▶ **QUOTED PASSAGE**:
# # #
Kelsey: It’s pretty crazy. And I think from the article, I read as well that Commonwealth like the valuation of the Dollarmites program to Commonwealth was in the range of $10 billion, which is, I mean, obviously we’re talking bank, so they’re dealing with massive numbers anyway, but $10 billion on one little school program where they deposit a couple of gold coins, each person.
$10 billion worth of sort of lifetime value that comes out of that. And that’s, that’s insane.
Germaine: Well, exactly. I mean, this is how much money do you think, like they’re going to have to now spend to make the, the loss revenue there or the, the, the lost indoctrination indoctrination. That’s probably a word. Yeah, I mean, and, and don’t get me wrong.
Like we’ve, I’ve, I’ve sort of contemplated how much we can reach out to universities, for example, [00:23:00] because and whether we go present at unis or get students as interns, Not just for the helping students side of things, but just the simple, you know, guess who’s going to be the marketing director or a CEO in the future.
It’s the students. So, you know, for us to get in there and sort of help them out has that marketing benefit now. We’ve got to really work hard for it and talk to universities and get them in where the co the Commonwealth bank could just, well, a lot of banks by the sounds of it used to have, or used to do educational sort of branded content.
And they can’t do that anymore. Apparently the, the whole thing was that parents really valued Dollarmites and that was their defense for sort of keeping it around. But they tried
Kelsey: yeah they tried to justify,
Germaine: they’d have to like, there’s no way that they’re going to say no, it’s like really good for us. It’s
Kelsey: it’s [00:24:00] they wouldn’t go down without a fight for sure.
Germaine: Exactly. But I mean, how many, in my opinion, our generation hasn’t been that great at saving. So really are they, I mean, did you learn a lot from saving through Dollarmites do you think, or do you think,
Kelsey: well, I think my the contributions actually just came from mom and dad handing me a few dollars on the day of our little yellow book, having to go in. Cause I, I mean, I don’t think we ever did like chores for money at home. It wasn’t really that case. It was more like you’re living here, you’re going to contribute. You’re not getting paid for it, but we’ll pay for meals. You know? So I think, I don’t know if I learned necessarily to save through that program at learn to save otherwise from my parents.
But yeah, I can’t say the Dollarmites had a significant impact on my life besides being my lifelong bank, because I couldn’t be bothered to.
Germaine: Well, and there’s that, that as well, right? The friction [00:25:00] to change banks is so, and then the more they put up those walls, the more you want to stay in. Like I started and I’m still, I’ve still got a Westpac account.
I have a CommBank account, not because of Dollarmites but just cause I think I had to open one for like one of the student’s societies, but again, it’s too annoying to close. I’ve still got some money in there. It’s just going to do its thing. Same with the Westpac. Like it’s too annoying to close though, you know?
Cause you’ve got to go to the bank, like they could make it very easy. They could just let you go online and close the close the account. But of course they’re not going to do that. They want your money. It’s not in their interest. So I think it’s fair to say that it doesn’t really have a lot of value apart from the value that it presents to CommBank.
I don’t know. I think about time if you ask me. Banks are under a lot of, a lot of threat from crypto and all these smaller digital banks, et cetera, that are, that are coming out. So this is just another one of those things. That’s, I’m putting pressure on [00:26:00] them, but moving on to LinkedIn, rolling out its freelance marketplace.
# # #
▶ **PROVIDED MATERIAL**:
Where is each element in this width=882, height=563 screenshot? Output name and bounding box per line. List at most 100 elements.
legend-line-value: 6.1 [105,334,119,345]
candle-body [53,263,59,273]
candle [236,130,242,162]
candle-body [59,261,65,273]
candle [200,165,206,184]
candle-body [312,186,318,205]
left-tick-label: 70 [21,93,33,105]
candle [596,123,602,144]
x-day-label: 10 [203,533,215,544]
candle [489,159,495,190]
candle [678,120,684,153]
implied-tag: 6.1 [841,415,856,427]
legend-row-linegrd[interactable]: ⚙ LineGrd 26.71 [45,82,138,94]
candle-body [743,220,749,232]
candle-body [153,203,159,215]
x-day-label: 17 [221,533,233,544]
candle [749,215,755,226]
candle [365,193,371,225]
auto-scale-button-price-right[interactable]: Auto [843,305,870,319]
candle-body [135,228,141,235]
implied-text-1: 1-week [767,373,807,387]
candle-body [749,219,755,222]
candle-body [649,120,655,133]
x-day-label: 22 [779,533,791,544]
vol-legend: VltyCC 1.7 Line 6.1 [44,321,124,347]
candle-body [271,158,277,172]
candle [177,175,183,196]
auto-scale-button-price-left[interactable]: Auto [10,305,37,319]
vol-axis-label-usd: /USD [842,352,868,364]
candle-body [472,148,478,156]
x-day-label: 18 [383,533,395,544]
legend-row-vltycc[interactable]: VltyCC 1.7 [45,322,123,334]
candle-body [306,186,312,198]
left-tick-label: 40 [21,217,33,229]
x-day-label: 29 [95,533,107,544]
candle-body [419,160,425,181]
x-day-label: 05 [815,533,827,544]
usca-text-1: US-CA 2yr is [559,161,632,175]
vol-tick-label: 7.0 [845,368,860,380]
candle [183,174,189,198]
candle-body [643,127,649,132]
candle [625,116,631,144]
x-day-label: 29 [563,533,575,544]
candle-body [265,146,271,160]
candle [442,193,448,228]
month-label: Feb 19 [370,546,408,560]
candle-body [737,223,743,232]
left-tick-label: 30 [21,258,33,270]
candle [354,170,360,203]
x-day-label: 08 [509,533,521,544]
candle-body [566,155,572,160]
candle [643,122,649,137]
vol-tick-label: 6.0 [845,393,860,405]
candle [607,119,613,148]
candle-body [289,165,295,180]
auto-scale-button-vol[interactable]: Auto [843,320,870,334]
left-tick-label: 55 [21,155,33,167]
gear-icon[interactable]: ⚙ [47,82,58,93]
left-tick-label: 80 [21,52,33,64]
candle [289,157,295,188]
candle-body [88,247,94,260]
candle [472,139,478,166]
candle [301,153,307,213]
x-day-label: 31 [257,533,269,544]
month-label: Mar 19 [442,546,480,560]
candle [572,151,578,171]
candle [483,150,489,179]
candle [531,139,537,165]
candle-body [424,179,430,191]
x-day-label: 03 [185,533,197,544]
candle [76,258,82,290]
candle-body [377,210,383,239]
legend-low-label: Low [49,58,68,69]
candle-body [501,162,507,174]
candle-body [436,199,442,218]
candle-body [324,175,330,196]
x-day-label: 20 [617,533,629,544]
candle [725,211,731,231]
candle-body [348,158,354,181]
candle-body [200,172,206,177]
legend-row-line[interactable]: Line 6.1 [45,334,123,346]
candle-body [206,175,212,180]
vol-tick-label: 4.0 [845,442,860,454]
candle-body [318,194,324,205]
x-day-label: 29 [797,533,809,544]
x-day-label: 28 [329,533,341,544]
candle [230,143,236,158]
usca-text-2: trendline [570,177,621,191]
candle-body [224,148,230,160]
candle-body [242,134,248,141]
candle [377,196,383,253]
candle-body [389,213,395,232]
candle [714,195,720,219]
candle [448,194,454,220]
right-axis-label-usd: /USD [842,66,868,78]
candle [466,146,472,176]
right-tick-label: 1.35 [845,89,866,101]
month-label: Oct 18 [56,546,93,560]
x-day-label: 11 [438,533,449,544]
# # #
▶ **WORK ORDER**: Write what comes next in the podcast conversation about the Dollarmites program, picking up right after its final line.

▶ **RESULT**:
I mean, and when we say LinkedIn, we really mean Microsoft because they’re owned by Microsoft. As far as I know, this is the first move. And I’m trying to think. Surely it’s the first move of like a freelance marketplace nature by any of the big players?
Kelsey: Yeah, it’s an interesting move. I was thinking about it in the context of LinkedIn, obviously being a social network and it’s the only social network that really is work-related.
But I also feel like even though it’s, work-related, it’s very restricted to a particular type of work and that tends to be sort of, I think, in the marketing space. Anything that really requires networking executive level sort of stuff, whatever that looks like.
Germaine: very much professional
Kelsey: so then bringing in this freelance platform to compete with Fiverr and Upwork, and I think Fiverr and Upwork, I’m not super familiar with them, but my understanding is that it’s a lot of sort of [00:27:00] graphic design consulting copywriting.
Germaine: Yeah. Digital, well digitally, digitally deliverable professional services. Yeah.
Kelsey: I just think that this will open up a new avenue of potential accounts or users, I suppose, into LinkedIn who are in that freelance space. And previously weren’t super keen to go into LinkedIn and have that really manual networking kind of thing that they’d have to do.
Cause this gives them a proper platform to build that network and build a reputation on LinkedIn, where there are professionals that want these services. So I think it’s a really interesting move. I think it’s really smart move. It’ll be interesting to see how it does play out and whether it can compete with fivver and upwork who are obviously reasonably established in that space. It’s bringing the work to the audience.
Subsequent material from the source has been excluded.